Aim =>
Pick out all lines of the entries that include the word "kurcząt" and copy them.

Data section =>

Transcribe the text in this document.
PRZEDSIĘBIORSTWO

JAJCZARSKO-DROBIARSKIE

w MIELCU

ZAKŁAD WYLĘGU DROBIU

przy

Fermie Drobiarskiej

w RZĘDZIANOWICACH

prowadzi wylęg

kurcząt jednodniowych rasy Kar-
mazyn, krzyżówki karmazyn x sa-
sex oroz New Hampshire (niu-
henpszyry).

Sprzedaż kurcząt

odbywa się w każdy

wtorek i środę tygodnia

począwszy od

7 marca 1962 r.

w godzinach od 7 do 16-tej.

Response for this exercise =>
kurcząt jednodniowych rasy Kar-
Sprzedaż kurcząt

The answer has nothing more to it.